(TASK GOAL)
Restate the records in their entirety, word for word.

··· DATASET RECORDS

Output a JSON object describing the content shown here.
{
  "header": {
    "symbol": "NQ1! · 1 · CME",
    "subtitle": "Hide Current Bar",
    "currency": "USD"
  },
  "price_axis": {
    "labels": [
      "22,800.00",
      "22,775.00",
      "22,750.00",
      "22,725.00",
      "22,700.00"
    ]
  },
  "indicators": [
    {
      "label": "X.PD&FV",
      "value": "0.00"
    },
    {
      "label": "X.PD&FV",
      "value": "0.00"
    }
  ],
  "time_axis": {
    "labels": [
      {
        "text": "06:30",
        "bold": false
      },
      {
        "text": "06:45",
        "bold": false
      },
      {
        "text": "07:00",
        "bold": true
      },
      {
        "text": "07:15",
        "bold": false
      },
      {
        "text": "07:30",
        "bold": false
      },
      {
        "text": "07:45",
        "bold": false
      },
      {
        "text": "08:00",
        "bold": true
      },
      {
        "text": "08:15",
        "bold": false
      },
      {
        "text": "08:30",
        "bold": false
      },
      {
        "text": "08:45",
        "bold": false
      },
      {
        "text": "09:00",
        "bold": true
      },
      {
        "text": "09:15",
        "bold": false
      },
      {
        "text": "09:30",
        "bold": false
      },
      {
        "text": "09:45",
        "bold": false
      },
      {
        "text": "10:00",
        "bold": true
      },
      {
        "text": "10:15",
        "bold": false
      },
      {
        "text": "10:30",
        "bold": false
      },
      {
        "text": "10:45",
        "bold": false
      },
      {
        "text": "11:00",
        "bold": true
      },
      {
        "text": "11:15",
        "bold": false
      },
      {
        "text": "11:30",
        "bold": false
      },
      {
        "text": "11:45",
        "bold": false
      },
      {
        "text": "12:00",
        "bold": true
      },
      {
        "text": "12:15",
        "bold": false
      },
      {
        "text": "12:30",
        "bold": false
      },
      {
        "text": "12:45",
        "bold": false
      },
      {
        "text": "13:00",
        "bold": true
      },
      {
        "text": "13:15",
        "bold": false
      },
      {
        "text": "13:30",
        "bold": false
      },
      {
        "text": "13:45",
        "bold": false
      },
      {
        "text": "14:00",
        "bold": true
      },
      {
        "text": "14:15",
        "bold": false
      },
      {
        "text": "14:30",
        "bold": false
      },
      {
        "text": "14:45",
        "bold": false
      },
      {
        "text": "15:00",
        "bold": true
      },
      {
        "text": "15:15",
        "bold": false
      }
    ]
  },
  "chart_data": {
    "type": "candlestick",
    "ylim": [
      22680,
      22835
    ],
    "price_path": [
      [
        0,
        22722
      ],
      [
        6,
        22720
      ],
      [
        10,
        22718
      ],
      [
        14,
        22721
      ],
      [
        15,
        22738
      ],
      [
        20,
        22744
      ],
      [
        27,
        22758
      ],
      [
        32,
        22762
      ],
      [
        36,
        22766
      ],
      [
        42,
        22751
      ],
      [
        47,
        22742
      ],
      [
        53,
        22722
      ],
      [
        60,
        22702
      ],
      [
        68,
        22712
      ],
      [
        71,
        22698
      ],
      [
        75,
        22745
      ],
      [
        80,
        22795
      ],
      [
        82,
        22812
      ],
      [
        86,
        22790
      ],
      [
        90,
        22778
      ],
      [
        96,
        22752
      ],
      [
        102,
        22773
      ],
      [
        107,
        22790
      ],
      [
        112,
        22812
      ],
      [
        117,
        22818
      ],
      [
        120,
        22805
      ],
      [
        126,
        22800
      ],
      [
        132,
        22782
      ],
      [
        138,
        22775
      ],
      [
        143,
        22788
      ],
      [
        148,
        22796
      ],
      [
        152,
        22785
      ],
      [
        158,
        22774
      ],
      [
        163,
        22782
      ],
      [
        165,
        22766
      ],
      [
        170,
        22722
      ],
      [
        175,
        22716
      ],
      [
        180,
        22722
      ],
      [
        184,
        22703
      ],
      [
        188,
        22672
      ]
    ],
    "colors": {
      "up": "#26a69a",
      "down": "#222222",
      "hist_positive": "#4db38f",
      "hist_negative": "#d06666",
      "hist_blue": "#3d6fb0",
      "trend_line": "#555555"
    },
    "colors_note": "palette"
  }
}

······

(ANSWER TO THE TASK)
Output a JSON object describing the content shown here.
{
  "header": {
    "symbol": "NQ1! · 1 · CME",
    "subtitle": "Hide Current Bar",
    "currency": "USD"
  },
  "price_axis": {
    "labels": [
      "22,800.00",
      "22,775.00",
      "22,750.00",
      "22,725.00",
      "22,700.00"
    ]
  },
  "indicators": [
    {
      "label": "X.PD&FV",
      "value": "0.00"
    },
    {
      "label": "X.PD&FV",
      "value": "0.00"
    }
  ],
  "time_axis": {
    "labels": [
      {
        "text": "06:30",
        "bold": false
      },
      {
        "text": "06:45",
        "bold": false
      },
      {
        "text": "07:00",
        "bold": true
      },
      {
        "text": "07:15",
        "bold": false
      },
      {
        "text": "07:30",
        "bold": false
      },
      {
        "text": "07:45",
        "bold": false
      },
      {
        "text": "08:00",
        "bold": true
      },
      {
        "text": "08:15",
        "bold": false
      },
      {
        "text": "08:30",
        "bold": false
      },
      {
        "text": "08:45",
        "bold": false
      },
      {
        "text": "09:00",
        "bold": true
      },
      {
        "text": "09:15",
        "bold": false
      },
      {
        "text": "09:30",
        "bold": false
      },
      {
        "text": "09:45",
        "bold": false
      },
      {
        "text": "10:00",
        "bold": true
      },
      {
        "text": "10:15",
        "bold": false
      },
      {
        "text": "10:30",
        "bold": false
      },
      {
        "text": "10:45",
        "bold": false
      },
      {
        "text": "11:00",
        "bold": true
      },
      {
        "text": "11:15",
        "bold": false
      },
      {
        "text": "11:30",
        "bold": false
      },
      {
        "text": "11:45",
        "bold": false
      },
      {
        "text": "12:00",
        "bold": true
      },
      {
        "text": "12:15",
        "bold": false
      },
      {
        "text": "12:30",
        "bold": false
      },
      {
        "text": "12:45",
        "bold": false
      },
      {
        "text": "13:00",
        "bold": true
      },
      {
        "text": "13:15",
        "bold": false
      },
      {
        "text": "13:30",
        "bold": false
      },
      {
        "text": "13:45",
        "bold": false
      },
      {
        "text": "14:00",
        "bold": true
      },
      {
        "text": "14:15",
        "bold": false
      },
      {
        "text": "14:30",
        "bold": false
      },
      {
        "text": "14:45",
        "bold": false
      },
      {
        "text": "15:00",
        "bold": true
      },
      {
        "text": "15:15",
        "bold": false
      }
    ]
  },
  "chart_data": {
    "type": "candlestick",
    "ylim": [
      22680,
      22835
    ],
    "price_path": [
      [
        0,
        22722
      ],
      [
        6,
        22720
      ],
      [
        10,
        22718
      ],
      [
        14,
        22721
      ],
      [
        15,
        22738
      ],
      [
        20,
        22744
      ],
      [
        27,
        22758
      ],
      [
        32,
        22762
      ],
      [
        36,
        22766
      ],
      [
        42,
        22751
      ],
      [
        47,
        22742
      ],
      [
        53,
        22722
      ],
      [
        60,
        22702
      ],
      [
        68,
        22712
      ],
      [
        71,
        22698
      ],
      [
        75,
        22745
      ],
      [
        80,
        22795
      ],
      [
        82,
        22812
      ],
      [
        86,
        22790
      ],
      [
        90,
        22778
      ],
      [
        96,
        22752
      ],
      [
        102,
        22773
      ],
      [
        107,
        22790
      ],
      [
        112,
        22812
      ],
      [
        117,
        22818
      ],
      [
        120,
        22805
      ],
      [
        126,
        22800
      ],
      [
        132,
        22782
      ],
      [
        138,
        22775
      ],
      [
        143,
        22788
      ],
      [
        148,
        22796
      ],
      [
        152,
        22785
      ],
      [
        158,
        22774
      ],
      [
        163,
        22782
      ],
      [
        165,
        22766
      ],
      [
        170,
        22722
      ],
      [
        175,
        22716
      ],
      [
        180,
        22722
      ],
      [
        184,
        22703
      ],
      [
        188,
        22672
      ]
    ],
    "colors": {
      "up": "#26a69a",
      "down": "#222222",
      "hist_positive": "#4db38f",
      "hist_negative": "#d06666",
      "hist_blue": "#3d6fb0",
      "trend_line": "#555555"
    },
    "colors_note": "palette"
  }
}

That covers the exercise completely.